REQUIRED WORK: Below are some records. How many of their lines contain the string "RwPretec"? Give the number only.

INPUT RECORDS:
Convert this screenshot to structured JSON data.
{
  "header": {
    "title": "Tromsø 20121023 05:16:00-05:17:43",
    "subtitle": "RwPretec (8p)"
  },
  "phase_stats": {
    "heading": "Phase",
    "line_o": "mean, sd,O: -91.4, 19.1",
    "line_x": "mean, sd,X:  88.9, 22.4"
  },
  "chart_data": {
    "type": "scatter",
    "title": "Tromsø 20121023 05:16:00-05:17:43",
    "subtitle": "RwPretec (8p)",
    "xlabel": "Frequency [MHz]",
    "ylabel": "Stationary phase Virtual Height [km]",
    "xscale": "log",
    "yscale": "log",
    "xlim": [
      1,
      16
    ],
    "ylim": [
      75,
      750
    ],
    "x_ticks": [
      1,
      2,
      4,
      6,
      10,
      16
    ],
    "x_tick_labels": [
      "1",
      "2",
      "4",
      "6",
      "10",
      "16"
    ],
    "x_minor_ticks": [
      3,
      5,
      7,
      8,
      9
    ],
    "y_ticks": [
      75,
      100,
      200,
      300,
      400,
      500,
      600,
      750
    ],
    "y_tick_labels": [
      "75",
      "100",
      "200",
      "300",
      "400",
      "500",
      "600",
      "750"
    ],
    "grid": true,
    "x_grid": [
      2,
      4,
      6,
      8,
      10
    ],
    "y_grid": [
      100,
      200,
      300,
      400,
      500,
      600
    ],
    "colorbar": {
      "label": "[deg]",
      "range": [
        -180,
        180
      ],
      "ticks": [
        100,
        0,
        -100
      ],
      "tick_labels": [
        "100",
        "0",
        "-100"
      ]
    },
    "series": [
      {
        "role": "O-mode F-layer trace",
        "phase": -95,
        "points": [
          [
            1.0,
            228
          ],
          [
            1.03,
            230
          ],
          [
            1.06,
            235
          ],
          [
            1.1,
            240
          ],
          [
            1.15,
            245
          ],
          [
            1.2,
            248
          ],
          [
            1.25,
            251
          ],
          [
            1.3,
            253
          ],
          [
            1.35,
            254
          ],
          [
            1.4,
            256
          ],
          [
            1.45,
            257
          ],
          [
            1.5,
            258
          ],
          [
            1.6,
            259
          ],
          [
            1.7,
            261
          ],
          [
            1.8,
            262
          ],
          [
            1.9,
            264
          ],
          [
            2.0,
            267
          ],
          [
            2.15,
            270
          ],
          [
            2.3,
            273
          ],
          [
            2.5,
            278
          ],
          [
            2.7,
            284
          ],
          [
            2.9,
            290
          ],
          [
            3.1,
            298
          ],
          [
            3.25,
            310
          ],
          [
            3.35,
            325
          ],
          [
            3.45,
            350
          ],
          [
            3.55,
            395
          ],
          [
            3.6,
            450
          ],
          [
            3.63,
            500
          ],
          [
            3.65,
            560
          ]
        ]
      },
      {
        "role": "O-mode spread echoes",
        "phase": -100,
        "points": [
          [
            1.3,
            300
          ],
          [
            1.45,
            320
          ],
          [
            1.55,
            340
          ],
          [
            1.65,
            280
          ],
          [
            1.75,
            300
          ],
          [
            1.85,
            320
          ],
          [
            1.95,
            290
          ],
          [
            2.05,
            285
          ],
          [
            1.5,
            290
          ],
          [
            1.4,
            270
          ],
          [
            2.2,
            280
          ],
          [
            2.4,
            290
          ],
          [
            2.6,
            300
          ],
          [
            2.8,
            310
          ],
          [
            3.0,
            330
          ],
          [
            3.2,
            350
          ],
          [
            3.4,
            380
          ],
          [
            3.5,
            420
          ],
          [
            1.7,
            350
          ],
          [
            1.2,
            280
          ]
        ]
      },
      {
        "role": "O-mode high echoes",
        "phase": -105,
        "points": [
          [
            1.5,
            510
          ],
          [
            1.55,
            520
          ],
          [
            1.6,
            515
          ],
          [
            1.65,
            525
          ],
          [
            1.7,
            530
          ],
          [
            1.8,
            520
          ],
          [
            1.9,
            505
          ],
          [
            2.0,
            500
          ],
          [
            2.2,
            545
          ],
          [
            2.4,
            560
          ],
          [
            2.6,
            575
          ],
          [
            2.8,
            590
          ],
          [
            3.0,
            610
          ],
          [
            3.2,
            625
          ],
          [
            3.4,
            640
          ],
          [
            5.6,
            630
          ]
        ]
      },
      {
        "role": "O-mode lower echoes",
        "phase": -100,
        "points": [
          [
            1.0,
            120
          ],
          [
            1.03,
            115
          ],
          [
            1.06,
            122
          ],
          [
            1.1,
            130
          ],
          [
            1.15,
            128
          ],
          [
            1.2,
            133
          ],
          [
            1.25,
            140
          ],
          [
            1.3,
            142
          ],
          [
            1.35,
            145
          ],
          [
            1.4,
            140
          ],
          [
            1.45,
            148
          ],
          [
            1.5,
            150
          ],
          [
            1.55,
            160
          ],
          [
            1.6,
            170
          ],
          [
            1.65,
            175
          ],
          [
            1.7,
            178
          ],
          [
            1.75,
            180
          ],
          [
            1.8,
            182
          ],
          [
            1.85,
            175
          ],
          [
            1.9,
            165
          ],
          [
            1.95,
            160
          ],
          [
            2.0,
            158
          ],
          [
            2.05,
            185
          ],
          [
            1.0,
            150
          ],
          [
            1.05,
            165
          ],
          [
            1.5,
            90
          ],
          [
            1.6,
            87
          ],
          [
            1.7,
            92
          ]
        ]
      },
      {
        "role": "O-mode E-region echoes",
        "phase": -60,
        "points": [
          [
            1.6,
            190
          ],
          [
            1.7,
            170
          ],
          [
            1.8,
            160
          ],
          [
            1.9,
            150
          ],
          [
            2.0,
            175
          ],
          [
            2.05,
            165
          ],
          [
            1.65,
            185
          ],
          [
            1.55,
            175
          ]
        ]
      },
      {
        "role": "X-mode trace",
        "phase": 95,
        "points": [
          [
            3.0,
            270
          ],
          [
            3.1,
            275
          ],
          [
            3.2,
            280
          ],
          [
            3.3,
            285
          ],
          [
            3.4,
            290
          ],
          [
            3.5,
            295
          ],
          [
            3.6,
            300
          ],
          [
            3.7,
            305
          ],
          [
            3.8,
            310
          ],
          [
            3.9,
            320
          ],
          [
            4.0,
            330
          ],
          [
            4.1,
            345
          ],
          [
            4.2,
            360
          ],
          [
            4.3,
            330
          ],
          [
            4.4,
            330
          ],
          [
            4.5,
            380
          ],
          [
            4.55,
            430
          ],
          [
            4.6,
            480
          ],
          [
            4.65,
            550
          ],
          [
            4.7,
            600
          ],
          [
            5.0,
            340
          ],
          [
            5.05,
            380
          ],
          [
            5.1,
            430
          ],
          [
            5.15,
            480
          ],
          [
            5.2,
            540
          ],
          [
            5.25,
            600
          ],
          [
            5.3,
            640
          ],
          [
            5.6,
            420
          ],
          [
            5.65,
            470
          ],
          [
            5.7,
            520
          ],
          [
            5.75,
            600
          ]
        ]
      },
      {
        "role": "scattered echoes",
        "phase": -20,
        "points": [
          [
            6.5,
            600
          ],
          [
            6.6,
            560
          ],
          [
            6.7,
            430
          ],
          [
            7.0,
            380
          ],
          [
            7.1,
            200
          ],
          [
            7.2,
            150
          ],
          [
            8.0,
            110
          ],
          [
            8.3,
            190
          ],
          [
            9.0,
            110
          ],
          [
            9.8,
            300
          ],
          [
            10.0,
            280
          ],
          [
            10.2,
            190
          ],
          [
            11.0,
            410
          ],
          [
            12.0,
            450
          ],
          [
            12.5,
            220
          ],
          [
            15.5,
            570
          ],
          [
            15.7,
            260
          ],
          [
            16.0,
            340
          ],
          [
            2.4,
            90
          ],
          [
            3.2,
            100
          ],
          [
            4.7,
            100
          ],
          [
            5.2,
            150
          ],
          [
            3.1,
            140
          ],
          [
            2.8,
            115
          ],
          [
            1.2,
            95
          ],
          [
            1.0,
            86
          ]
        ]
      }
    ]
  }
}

ANSWER TO THIS TASK: 2